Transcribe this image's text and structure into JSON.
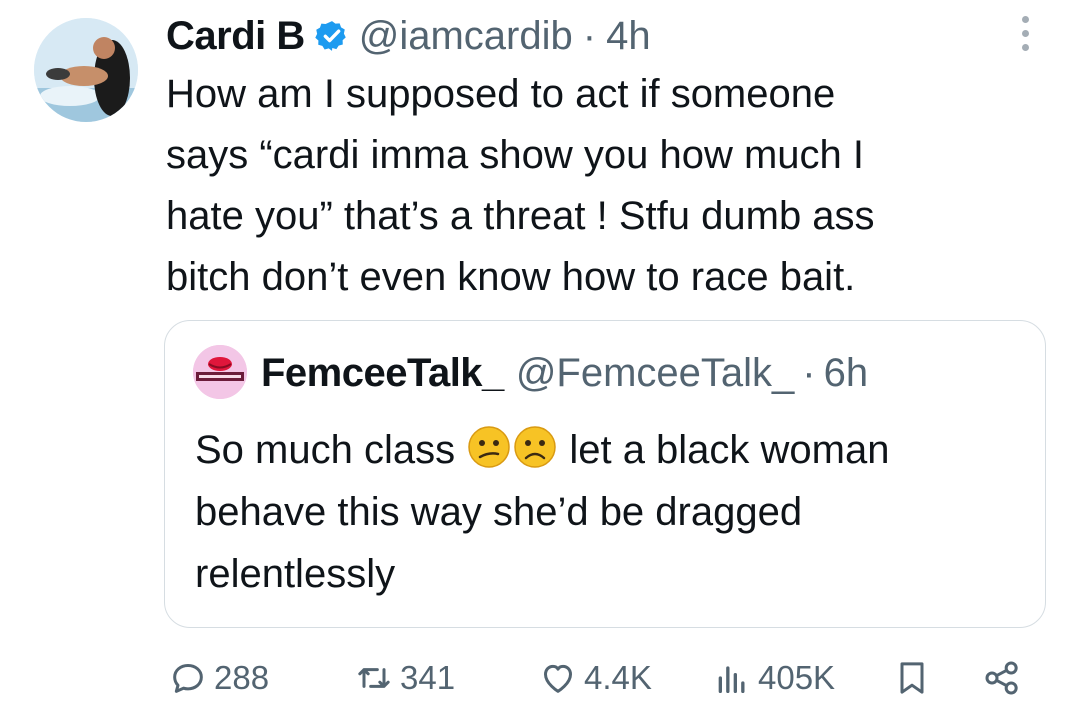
{
  "tweet": {
    "author_name": "Cardi B",
    "handle": "@iamcardib",
    "separator": "·",
    "time": "4h",
    "text": "How am I supposed to act if someone\nsays “cardi imma show you how much I\nhate you” that’s a threat ! Stfu dumb ass\nbitch don’t even know how to race bait."
  },
  "quote": {
    "author_name": "FemceeTalk_",
    "handle": "@FemceeTalk_",
    "separator": "·",
    "time": "6h",
    "text_before": "So much class ",
    "text_after": " let a black woman\nbehave this way she’d be dragged\nrelentlessly",
    "emojis": [
      "confused-face-emoji",
      "frowning-face-emoji"
    ]
  },
  "actions": {
    "replies": "288",
    "retweets": "341",
    "likes": "4.4K",
    "views": "405K"
  },
  "colors": {
    "text": "#0f1419",
    "muted": "#536471",
    "verified": "#1d9bf0",
    "border": "#d6dde2"
  }
}
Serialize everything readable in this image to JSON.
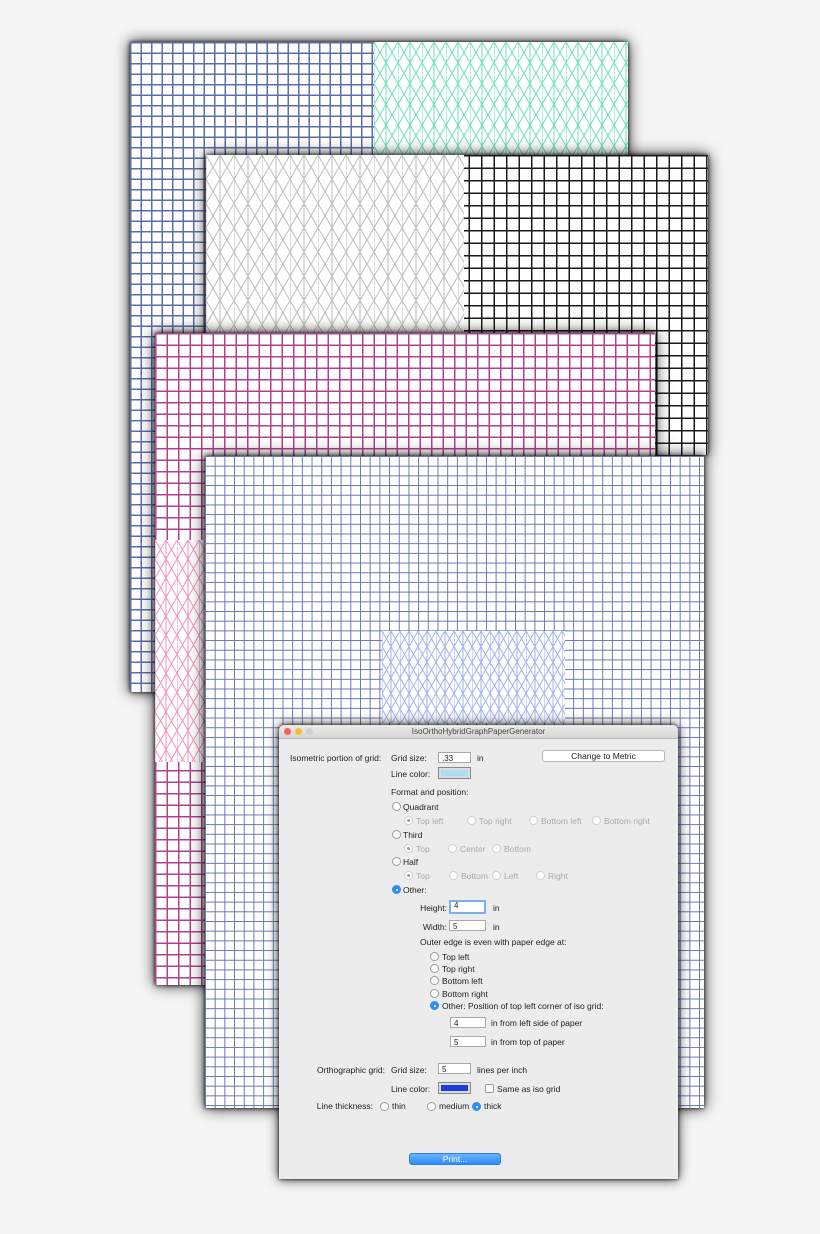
{
  "window": {
    "title": "IsoOrthoHybridGraphPaperGenerator",
    "iso_section_label": "Isometric portion of grid:",
    "grid_size_label": "Grid size:",
    "grid_size_value": ".33",
    "grid_size_unit": "in",
    "metric_button": "Change to Metric",
    "line_color_label": "Line color:",
    "iso_line_color": "#a9dff2",
    "format_label": "Format and position:",
    "quadrant_label": "Quadrant",
    "quadrant_options": [
      "Top left",
      "Top right",
      "Bottom left",
      "Bottom right"
    ],
    "third_label": "Third",
    "third_options": [
      "Top",
      "Center",
      "Bottom"
    ],
    "half_label": "Half",
    "half_options": [
      "Top",
      "Bottom",
      "Left",
      "Right"
    ],
    "other_label": "Other:",
    "height_label": "Height:",
    "height_value": "4",
    "height_unit": "in",
    "width_label": "Width:",
    "width_value": "5",
    "width_unit": "in",
    "outer_edge_label": "Outer edge is even with paper edge at:",
    "edge_options": [
      "Top left",
      "Top right",
      "Bottom left",
      "Bottom right"
    ],
    "edge_other_label": "Other: Position of top left corner of iso grid:",
    "left_value": "4",
    "left_label": "in from left side of paper",
    "top_value": "5",
    "top_label": "in from top of paper",
    "ortho_section_label": "Orthographic grid:",
    "ortho_grid_size_value": "5",
    "ortho_grid_size_unit": "lines per inch",
    "ortho_line_color": "#1b3ed8",
    "same_as_iso_label": "Same as iso grid",
    "thickness_label": "Line thickness:",
    "thickness_options": [
      "thin",
      "medium",
      "thick"
    ],
    "print_button": "Print..."
  },
  "colors": {
    "sheet1_square": "#5a6fa8",
    "sheet1_iso": "#6ee0b6",
    "sheet2_iso": "#bdbdbd",
    "sheet2_square": "#1a1a1a",
    "sheet3_square": "#b0428a",
    "sheet3_iso": "#ef93b8",
    "sheet4_square": "#6678ad",
    "sheet4_iso": "#9fb3ef"
  }
}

═══

— Given task —
Within the material above, find the lines that contain the word "much"; copy them.

— Written response —
    "text": "How am I supposed to act if someone\nsays “cardi imma show you how much I\nhate you” that’s a threat ! Stfu dumb ass\nbitch don’t even know how to race bait."
    "text_before": "So much class ",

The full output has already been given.